• [WHAT THE EXERCISE ASKS]:
Gather all lines in the entries that include the word "this".

• [RAW DATA]:
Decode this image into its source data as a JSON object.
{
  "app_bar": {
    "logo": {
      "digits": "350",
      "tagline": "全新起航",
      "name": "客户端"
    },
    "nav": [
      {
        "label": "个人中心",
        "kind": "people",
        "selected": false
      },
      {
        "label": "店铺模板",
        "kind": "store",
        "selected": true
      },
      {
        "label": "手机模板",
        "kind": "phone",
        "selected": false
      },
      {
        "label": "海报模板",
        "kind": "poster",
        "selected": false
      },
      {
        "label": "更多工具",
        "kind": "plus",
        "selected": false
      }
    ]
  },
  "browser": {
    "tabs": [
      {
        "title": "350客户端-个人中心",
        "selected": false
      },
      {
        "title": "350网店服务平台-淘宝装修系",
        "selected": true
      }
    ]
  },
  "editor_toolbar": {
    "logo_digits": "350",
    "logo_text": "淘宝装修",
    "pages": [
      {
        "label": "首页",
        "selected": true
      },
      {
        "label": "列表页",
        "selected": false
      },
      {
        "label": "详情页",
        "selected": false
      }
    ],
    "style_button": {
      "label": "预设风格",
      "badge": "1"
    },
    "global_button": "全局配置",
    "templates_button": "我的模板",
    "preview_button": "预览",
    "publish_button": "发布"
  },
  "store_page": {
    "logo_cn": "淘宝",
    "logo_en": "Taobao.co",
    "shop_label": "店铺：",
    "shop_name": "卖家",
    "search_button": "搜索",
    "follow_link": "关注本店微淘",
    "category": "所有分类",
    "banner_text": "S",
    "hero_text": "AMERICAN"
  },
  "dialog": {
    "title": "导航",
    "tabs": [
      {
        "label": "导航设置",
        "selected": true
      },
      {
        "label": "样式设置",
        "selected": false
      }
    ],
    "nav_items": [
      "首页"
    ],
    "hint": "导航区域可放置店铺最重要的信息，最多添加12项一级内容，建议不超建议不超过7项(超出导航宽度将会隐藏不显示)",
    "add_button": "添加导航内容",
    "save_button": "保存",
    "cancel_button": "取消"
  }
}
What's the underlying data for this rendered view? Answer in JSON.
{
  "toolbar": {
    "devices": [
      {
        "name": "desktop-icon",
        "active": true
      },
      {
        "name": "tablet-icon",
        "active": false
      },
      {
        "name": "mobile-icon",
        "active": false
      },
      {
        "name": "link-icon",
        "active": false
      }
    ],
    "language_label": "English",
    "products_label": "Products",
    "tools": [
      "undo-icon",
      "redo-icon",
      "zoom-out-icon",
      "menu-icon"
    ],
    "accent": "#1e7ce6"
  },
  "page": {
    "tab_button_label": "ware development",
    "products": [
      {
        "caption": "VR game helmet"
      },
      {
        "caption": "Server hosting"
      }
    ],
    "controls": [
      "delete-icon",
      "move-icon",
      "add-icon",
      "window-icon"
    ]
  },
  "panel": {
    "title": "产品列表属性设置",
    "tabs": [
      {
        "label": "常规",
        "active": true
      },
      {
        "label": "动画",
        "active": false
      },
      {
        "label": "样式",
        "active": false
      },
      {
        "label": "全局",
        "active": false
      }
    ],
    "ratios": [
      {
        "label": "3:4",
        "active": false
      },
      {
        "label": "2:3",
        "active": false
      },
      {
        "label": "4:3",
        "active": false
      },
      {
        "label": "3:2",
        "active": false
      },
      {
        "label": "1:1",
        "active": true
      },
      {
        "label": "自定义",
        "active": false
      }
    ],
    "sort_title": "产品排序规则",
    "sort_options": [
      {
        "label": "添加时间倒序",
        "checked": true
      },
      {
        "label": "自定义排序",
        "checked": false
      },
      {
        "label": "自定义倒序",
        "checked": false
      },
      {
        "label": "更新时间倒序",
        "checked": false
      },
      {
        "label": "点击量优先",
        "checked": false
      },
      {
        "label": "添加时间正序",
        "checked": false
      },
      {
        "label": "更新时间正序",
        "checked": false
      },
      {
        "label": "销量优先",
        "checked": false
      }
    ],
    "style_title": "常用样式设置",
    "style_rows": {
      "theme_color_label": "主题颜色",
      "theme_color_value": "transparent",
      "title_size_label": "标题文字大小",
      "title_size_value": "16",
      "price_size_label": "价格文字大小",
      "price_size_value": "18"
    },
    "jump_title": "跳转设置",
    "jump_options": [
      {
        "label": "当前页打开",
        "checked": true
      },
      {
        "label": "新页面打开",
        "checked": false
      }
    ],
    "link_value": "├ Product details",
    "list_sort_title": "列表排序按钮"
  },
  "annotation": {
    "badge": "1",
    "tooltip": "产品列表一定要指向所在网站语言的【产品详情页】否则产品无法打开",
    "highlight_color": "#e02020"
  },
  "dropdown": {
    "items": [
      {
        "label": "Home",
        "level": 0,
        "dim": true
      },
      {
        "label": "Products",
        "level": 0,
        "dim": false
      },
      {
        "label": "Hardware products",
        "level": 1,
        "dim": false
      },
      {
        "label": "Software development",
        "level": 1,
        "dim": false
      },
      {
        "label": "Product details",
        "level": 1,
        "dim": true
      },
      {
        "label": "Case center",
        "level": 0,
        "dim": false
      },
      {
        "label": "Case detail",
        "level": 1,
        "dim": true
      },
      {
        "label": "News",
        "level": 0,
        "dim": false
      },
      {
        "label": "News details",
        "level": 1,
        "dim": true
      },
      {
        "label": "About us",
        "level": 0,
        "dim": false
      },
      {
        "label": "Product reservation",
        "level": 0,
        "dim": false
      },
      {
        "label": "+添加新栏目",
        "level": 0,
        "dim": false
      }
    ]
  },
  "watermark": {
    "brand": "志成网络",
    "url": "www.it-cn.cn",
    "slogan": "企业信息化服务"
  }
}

• [OUTPUT BELOW]:
Decode this image into its source data as a JSON object.
What's the underlying data for this rendered view? Answer in JSON.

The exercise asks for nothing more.